Exercise goal.
Pick out each line containing the string "title".

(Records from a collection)
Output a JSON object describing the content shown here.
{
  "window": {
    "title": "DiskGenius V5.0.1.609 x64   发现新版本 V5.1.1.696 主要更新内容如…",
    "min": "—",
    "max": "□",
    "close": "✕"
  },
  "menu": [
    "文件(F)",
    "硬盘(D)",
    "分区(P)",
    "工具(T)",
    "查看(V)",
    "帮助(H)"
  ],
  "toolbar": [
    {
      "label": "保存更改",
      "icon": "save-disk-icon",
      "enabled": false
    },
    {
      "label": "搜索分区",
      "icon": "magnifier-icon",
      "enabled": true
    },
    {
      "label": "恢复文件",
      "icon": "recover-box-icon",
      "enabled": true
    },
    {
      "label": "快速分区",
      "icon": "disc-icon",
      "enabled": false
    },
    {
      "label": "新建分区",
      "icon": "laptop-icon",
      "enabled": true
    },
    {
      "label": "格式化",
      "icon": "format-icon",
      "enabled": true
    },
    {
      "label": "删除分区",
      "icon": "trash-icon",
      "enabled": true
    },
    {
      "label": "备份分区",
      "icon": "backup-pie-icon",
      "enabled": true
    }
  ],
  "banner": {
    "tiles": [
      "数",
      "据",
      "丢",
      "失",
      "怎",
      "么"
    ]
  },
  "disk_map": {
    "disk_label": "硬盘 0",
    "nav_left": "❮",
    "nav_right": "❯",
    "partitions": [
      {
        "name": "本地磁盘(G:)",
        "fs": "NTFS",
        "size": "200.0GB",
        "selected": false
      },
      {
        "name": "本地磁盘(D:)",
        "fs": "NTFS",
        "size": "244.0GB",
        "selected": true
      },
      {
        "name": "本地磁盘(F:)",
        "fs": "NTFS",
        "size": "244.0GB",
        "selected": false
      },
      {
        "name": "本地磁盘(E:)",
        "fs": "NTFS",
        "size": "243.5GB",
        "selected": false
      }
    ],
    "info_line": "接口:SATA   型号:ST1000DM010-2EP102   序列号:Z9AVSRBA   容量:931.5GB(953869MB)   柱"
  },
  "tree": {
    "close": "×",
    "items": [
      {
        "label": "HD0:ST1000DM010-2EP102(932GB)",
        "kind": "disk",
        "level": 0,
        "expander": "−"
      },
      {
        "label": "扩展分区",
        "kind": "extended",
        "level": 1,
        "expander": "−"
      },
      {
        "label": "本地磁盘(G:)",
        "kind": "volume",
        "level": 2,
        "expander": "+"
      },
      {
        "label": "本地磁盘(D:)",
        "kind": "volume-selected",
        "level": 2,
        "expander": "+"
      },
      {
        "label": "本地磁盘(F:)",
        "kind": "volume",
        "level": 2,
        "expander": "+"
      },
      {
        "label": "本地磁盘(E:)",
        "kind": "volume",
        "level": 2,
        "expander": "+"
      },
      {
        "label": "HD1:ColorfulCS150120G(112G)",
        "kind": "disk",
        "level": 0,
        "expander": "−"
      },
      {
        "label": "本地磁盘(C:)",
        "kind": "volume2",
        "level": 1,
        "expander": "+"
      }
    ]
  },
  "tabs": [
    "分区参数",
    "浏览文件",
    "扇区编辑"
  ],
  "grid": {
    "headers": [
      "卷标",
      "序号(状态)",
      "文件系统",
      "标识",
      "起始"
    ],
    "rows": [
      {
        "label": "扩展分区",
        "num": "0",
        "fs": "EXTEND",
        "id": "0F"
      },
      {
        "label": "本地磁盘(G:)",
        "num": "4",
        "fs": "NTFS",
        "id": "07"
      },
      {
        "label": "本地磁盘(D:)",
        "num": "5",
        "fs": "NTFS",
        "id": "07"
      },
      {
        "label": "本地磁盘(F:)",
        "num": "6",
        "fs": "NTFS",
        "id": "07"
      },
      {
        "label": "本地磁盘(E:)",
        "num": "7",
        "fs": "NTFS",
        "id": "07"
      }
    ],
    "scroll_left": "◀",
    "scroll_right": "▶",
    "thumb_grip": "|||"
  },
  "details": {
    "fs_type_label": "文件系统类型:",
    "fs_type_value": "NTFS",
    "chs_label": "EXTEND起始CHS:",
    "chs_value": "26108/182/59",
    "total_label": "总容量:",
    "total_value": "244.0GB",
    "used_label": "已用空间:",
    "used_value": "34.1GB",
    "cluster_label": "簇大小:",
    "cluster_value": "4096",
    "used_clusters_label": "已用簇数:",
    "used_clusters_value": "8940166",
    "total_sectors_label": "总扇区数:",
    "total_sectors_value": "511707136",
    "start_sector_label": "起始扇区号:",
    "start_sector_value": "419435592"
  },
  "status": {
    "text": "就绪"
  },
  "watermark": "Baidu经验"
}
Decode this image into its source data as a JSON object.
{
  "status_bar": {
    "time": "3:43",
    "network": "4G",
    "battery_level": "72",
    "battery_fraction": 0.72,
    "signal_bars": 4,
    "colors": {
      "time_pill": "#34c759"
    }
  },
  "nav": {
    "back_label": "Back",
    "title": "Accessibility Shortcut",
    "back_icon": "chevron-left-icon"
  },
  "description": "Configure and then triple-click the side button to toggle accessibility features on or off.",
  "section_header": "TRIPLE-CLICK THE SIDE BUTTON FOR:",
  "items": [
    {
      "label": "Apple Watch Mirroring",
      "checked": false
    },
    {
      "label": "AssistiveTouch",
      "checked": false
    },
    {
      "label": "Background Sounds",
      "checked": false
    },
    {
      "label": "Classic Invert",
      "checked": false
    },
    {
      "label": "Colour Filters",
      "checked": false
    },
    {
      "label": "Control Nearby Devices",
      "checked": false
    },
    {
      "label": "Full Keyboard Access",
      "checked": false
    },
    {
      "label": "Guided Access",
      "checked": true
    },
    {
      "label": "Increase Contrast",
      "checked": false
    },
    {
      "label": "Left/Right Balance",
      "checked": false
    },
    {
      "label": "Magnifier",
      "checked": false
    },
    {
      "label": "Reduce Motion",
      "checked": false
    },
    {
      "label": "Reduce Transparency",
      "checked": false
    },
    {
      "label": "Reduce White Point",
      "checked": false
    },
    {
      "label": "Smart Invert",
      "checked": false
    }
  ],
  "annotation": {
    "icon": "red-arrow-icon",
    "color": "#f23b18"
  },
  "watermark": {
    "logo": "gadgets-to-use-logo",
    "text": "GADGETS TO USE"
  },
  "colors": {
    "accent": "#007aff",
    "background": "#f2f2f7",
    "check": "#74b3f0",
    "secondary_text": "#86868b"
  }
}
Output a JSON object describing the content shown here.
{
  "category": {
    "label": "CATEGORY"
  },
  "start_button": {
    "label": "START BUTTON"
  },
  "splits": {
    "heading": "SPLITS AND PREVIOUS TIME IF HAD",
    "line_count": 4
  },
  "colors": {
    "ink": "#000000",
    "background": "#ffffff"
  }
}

Final result.
    "title": "DiskGenius V5.0.1.609 x64   发现新版本 V5.1.1.696 主要更新内容如…",
    "title": "Accessibility Shortcut",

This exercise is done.